# start of SUPPLIED DATA
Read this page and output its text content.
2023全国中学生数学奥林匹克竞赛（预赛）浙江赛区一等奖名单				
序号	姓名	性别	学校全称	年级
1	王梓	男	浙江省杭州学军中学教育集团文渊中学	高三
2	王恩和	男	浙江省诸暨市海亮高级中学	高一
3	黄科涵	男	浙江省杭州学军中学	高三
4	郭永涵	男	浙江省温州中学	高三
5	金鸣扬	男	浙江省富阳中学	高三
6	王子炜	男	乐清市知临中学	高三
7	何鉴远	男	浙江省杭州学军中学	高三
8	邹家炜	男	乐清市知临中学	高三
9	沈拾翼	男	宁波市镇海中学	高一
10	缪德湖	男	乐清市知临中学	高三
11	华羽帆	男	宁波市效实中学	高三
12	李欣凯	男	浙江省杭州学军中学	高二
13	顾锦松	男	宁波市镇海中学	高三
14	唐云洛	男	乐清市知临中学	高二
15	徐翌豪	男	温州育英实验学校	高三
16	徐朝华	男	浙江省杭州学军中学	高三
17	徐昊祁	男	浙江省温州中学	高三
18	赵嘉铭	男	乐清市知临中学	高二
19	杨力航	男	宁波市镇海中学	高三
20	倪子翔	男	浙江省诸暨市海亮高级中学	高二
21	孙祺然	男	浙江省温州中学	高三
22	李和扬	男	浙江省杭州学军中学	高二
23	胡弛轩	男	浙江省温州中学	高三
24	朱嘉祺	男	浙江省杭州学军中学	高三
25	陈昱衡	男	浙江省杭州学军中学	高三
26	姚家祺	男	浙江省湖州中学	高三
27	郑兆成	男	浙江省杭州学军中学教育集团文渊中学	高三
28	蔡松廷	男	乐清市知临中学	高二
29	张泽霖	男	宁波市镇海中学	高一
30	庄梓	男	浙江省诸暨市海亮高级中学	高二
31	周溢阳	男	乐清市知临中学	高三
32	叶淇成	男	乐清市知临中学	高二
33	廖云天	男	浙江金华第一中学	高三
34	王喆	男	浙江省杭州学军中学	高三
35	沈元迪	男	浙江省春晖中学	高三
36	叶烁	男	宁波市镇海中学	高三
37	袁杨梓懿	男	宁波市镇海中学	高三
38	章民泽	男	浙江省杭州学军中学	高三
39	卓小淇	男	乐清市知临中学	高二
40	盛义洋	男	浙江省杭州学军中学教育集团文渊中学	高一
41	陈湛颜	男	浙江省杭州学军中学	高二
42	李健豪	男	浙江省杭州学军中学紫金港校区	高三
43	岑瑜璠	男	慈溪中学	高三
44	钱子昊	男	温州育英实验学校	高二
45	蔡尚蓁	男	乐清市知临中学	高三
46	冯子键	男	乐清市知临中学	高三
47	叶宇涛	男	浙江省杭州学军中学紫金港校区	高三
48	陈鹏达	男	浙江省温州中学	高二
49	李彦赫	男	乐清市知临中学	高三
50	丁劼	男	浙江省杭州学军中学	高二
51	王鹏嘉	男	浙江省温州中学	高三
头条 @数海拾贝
# end of SUPPLIED DATA
● THE PROBLEM: Look over the listing. Pull out every line with the string "浙江省温州中学" in it.

● WRITTEN ANSWER:
4	郭永涵	男	浙江省温州中学	高三
17	徐昊祁	男	浙江省温州中学	高三
21	孙祺然	男	浙江省温州中学	高三
23	胡弛轩	男	浙江省温州中学	高三
48	陈鹏达	男	浙江省温州中学	高二
51	王鹏嘉	男	浙江省温州中学	高三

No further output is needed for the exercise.